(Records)
>>

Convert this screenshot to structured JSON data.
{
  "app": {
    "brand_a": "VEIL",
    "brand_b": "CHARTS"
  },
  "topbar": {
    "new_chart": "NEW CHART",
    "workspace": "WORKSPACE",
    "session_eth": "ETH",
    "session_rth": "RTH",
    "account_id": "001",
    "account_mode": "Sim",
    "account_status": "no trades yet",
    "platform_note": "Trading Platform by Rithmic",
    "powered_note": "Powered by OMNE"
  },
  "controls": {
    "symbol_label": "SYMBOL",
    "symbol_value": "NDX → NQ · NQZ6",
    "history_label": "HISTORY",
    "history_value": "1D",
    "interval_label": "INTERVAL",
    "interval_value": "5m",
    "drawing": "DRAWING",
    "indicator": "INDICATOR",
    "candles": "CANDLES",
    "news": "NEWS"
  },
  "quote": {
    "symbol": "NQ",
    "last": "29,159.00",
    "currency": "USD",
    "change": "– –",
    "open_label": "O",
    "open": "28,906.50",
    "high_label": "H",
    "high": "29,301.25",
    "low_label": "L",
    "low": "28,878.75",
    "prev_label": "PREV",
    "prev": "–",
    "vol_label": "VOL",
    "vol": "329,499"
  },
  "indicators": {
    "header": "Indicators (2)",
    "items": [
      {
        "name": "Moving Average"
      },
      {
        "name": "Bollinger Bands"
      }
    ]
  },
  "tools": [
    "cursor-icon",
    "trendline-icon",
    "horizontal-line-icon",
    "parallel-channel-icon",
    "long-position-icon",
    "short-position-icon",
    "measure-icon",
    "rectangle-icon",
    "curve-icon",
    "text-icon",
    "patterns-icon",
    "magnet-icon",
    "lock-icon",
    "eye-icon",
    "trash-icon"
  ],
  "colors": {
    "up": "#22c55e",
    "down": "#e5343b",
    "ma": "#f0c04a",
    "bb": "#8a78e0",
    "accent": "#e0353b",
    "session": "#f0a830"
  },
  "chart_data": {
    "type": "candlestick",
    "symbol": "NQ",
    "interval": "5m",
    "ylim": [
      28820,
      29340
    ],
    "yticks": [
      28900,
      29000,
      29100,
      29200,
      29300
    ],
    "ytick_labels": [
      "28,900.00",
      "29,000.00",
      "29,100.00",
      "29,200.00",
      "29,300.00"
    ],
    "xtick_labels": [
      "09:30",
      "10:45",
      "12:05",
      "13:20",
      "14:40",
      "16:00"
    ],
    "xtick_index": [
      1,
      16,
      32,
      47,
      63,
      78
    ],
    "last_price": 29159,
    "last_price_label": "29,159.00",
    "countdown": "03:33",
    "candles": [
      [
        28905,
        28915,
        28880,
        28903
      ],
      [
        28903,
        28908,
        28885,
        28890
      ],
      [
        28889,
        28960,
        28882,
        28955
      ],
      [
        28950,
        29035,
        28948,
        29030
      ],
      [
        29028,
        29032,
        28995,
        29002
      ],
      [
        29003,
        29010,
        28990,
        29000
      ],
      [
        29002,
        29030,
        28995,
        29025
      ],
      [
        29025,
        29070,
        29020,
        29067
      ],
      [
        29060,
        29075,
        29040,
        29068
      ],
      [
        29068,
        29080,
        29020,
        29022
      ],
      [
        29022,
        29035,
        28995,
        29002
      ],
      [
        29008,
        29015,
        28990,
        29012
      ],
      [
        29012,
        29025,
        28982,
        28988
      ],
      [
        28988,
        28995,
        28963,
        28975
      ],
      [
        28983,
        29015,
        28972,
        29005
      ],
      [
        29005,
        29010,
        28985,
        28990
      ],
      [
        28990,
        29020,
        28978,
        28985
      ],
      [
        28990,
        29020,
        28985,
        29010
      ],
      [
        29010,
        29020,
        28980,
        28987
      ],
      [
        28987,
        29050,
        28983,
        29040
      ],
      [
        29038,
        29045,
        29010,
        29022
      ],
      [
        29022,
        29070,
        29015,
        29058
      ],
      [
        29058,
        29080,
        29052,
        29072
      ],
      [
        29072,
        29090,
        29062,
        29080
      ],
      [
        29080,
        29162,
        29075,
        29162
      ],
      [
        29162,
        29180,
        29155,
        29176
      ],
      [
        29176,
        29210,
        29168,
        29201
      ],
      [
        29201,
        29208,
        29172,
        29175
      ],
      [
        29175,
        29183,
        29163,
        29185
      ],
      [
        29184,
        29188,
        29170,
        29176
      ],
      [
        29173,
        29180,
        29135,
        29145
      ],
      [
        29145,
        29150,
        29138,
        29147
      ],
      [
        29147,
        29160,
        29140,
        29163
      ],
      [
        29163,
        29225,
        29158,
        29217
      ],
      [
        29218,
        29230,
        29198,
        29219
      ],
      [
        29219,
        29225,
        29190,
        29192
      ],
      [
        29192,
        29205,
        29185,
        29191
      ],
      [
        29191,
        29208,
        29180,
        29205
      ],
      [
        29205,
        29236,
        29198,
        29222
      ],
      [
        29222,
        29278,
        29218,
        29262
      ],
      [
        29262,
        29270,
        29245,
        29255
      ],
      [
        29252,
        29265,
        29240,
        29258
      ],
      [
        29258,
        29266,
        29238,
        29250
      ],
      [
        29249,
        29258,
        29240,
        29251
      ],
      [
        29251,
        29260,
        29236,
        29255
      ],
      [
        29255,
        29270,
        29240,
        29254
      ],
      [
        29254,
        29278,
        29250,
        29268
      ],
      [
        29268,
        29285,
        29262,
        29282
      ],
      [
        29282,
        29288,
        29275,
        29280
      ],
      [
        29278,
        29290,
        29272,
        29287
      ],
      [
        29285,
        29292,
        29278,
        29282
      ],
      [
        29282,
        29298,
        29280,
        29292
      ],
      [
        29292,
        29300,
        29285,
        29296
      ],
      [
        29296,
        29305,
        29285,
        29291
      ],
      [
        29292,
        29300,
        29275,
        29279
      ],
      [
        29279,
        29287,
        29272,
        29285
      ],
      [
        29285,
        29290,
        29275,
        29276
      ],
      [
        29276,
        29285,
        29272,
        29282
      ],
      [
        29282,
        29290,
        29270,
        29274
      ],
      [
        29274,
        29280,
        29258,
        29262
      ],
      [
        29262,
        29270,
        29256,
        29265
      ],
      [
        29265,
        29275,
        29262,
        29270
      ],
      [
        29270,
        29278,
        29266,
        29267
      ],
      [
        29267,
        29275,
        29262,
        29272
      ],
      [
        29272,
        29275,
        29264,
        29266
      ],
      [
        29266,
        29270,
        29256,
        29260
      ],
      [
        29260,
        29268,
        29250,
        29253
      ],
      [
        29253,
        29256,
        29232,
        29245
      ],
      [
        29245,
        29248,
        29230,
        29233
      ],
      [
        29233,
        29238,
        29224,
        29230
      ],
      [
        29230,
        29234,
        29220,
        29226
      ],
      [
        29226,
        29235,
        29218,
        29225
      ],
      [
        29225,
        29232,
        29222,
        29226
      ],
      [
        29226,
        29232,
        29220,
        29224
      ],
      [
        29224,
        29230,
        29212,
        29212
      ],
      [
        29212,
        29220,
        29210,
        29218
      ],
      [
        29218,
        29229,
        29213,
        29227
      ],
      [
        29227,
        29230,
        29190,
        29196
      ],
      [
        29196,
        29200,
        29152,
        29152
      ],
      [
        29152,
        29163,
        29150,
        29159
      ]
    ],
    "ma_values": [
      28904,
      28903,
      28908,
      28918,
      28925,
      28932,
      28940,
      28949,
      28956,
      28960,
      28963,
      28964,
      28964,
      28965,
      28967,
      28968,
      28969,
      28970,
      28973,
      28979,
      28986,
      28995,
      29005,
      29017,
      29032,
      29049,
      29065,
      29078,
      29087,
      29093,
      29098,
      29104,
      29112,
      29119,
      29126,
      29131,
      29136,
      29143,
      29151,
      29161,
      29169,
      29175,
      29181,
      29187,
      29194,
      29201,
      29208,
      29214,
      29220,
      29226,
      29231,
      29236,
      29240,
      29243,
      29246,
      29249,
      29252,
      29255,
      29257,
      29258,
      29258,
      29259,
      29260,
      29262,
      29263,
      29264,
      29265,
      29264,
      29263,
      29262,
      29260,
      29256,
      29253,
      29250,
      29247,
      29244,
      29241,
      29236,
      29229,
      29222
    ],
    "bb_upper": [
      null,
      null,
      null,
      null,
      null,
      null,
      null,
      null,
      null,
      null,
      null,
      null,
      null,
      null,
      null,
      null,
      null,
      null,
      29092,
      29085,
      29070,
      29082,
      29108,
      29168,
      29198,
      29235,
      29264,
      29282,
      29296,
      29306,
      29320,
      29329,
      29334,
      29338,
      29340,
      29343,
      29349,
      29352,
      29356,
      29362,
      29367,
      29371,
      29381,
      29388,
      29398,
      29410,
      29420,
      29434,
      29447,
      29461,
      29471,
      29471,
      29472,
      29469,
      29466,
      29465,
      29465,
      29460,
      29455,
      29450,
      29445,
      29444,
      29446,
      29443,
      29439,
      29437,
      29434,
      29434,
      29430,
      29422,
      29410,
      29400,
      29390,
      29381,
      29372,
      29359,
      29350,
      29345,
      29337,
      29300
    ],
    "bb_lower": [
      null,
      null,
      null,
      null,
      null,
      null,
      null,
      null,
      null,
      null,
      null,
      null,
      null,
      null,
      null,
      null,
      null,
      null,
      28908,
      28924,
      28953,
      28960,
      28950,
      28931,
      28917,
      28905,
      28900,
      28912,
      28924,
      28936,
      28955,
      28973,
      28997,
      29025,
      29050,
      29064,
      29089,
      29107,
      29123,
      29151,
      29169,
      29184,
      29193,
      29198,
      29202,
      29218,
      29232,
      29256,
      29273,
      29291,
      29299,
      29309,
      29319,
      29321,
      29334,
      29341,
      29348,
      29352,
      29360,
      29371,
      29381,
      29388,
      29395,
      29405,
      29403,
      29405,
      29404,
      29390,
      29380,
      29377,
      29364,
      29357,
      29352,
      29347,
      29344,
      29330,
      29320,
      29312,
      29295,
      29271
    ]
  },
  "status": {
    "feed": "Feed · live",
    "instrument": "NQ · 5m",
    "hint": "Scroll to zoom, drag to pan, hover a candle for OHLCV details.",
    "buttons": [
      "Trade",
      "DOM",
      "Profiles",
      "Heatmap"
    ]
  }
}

<<

▸ WHAT IS BEING ASKED
Filter the listing for the word "position" and copy every line that holds it.

▸ RESPONSE FOR THIS EXERCISE
    "long-position-icon",
    "short-position-icon",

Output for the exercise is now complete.